Collected data entries
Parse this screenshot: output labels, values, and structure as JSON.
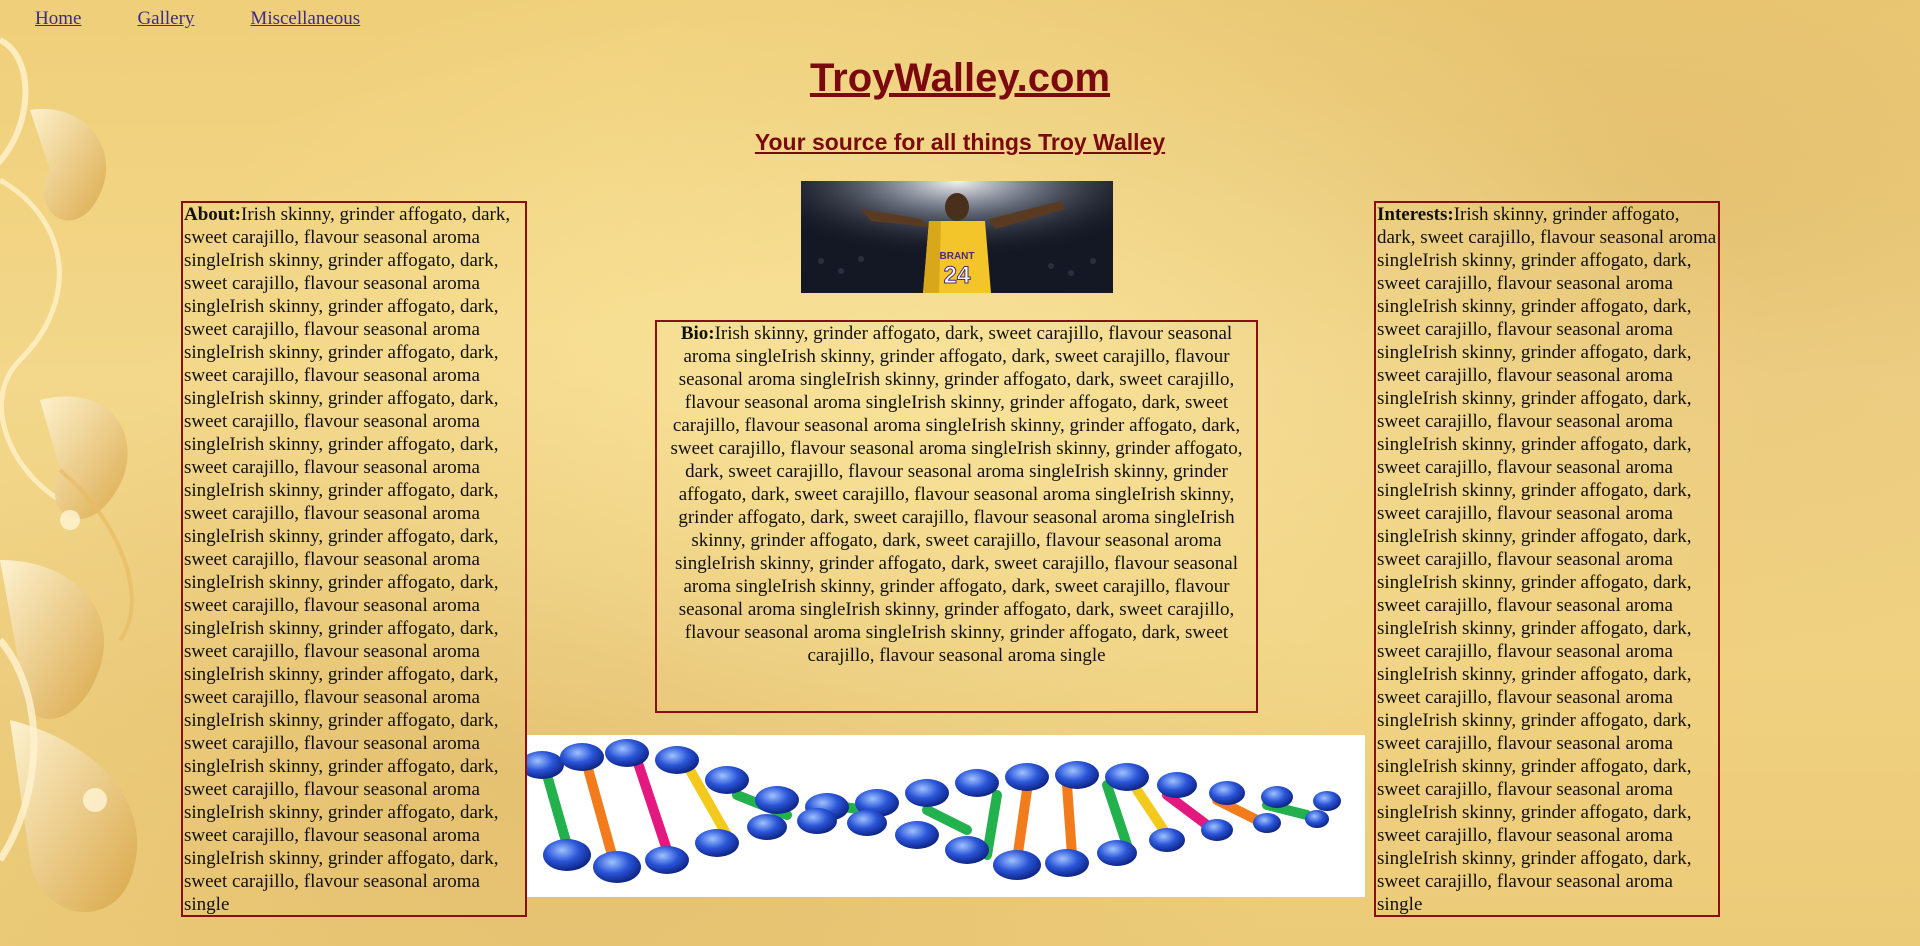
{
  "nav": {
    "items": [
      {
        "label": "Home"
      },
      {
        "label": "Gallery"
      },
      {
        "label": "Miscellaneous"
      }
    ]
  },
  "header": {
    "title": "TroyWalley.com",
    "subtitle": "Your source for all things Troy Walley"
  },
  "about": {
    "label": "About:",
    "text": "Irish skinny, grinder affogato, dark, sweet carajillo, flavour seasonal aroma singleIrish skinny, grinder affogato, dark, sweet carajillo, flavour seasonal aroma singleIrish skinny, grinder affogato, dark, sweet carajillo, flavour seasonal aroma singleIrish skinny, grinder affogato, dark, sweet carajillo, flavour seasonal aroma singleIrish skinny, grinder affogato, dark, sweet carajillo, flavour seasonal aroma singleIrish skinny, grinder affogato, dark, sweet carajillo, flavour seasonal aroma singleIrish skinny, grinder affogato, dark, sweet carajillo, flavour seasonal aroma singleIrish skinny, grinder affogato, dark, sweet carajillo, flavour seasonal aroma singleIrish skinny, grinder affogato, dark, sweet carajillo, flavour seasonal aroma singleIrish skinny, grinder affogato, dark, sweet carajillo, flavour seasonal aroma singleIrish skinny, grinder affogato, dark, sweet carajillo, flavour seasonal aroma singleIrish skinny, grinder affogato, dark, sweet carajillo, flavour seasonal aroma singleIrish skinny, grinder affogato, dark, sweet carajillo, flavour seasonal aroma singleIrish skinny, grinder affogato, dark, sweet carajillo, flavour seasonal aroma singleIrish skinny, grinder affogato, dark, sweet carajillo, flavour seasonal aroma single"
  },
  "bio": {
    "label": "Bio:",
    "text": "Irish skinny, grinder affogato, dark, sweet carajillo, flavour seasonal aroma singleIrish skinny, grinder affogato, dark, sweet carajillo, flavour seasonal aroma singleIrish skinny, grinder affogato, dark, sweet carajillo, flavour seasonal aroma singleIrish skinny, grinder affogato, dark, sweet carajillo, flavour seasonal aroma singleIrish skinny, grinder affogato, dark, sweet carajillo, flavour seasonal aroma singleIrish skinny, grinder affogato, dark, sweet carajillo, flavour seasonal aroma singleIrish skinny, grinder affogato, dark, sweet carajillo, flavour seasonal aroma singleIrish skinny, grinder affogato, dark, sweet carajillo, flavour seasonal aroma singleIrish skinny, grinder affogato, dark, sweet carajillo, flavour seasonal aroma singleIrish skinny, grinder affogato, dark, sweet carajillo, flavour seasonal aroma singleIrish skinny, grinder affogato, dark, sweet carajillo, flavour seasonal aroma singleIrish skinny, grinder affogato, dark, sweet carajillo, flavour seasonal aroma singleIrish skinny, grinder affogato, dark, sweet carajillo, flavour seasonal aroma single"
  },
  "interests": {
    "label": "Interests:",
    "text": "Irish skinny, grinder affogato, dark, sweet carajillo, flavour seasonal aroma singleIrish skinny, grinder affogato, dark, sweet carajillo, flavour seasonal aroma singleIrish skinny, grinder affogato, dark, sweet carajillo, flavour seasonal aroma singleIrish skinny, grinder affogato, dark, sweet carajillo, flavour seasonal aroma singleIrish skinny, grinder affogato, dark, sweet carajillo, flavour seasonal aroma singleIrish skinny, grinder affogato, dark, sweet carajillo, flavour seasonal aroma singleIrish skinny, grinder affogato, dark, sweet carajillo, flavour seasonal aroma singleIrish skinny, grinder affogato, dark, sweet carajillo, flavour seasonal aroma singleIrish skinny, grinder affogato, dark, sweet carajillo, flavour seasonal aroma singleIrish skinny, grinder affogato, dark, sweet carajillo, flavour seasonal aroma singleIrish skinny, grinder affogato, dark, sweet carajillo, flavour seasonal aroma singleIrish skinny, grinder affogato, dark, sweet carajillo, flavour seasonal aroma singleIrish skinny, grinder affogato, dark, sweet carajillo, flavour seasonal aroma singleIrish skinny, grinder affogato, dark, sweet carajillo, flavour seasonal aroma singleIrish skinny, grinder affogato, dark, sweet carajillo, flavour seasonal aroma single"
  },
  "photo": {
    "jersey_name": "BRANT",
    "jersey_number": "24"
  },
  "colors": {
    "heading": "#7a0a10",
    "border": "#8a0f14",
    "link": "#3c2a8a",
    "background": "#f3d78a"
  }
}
...
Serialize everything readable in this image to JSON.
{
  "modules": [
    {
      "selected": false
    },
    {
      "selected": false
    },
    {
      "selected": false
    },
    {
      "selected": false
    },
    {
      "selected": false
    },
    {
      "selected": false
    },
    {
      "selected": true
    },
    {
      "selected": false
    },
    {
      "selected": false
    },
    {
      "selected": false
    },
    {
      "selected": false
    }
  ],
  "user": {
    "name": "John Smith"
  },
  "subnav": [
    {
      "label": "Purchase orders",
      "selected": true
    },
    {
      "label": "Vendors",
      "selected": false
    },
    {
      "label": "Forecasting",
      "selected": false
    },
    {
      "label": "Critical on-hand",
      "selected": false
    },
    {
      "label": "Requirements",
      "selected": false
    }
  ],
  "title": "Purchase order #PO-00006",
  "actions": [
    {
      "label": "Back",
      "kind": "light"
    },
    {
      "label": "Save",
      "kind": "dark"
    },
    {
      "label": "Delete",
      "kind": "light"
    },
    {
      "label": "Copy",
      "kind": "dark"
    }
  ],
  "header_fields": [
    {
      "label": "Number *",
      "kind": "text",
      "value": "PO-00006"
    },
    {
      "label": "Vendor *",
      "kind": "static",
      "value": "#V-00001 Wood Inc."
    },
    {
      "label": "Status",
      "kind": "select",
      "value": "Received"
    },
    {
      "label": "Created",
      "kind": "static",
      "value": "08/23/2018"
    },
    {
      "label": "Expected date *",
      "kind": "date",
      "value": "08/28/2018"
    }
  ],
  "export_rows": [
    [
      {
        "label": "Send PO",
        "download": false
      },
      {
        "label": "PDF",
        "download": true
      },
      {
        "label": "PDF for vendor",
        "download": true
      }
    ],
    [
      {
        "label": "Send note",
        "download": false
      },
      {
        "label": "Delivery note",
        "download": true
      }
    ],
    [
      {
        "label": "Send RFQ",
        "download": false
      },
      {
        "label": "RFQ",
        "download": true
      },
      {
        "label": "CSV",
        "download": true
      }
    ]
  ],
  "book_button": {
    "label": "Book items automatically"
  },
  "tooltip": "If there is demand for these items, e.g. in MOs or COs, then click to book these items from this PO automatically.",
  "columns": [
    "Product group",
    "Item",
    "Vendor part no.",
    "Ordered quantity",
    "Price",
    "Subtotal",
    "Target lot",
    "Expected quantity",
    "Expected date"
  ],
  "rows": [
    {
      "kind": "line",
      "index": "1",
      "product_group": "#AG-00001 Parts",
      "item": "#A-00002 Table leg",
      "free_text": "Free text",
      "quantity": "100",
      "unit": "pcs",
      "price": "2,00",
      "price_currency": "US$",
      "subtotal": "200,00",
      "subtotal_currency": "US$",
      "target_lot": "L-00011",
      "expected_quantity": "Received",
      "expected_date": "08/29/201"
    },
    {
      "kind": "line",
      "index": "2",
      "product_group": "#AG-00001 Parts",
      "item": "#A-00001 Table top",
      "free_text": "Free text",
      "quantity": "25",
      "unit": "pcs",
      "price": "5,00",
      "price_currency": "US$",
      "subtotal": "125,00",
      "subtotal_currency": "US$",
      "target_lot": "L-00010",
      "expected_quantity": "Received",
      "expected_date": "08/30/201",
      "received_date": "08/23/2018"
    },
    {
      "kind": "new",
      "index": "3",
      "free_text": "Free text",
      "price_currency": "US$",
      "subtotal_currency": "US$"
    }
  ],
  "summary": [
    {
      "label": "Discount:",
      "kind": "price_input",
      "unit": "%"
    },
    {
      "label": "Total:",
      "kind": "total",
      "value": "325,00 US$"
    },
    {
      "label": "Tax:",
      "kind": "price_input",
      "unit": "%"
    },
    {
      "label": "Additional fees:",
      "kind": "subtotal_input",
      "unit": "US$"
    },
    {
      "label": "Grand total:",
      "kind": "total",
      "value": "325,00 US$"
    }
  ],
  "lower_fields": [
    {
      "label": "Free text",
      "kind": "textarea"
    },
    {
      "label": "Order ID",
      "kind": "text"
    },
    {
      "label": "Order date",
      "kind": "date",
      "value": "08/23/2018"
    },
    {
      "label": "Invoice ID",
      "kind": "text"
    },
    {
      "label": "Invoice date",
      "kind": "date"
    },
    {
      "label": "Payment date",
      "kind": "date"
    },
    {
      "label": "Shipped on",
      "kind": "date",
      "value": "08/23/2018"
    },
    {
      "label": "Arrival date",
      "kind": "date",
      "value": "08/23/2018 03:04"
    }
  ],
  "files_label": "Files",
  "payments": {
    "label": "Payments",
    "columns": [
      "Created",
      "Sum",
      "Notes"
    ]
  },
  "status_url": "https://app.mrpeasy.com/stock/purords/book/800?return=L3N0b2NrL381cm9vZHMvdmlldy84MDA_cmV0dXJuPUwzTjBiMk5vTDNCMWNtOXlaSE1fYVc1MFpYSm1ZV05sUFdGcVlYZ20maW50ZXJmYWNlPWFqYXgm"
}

• _Work to complete_:
From the data above, copy out every line with the string "items" in it.

• _Expected output_:
    "items": [
    "label": "Book items automatically"
  "tooltip": "If there is demand for these items, e.g. in MOs or COs, then click to book these items from this PO automatically.",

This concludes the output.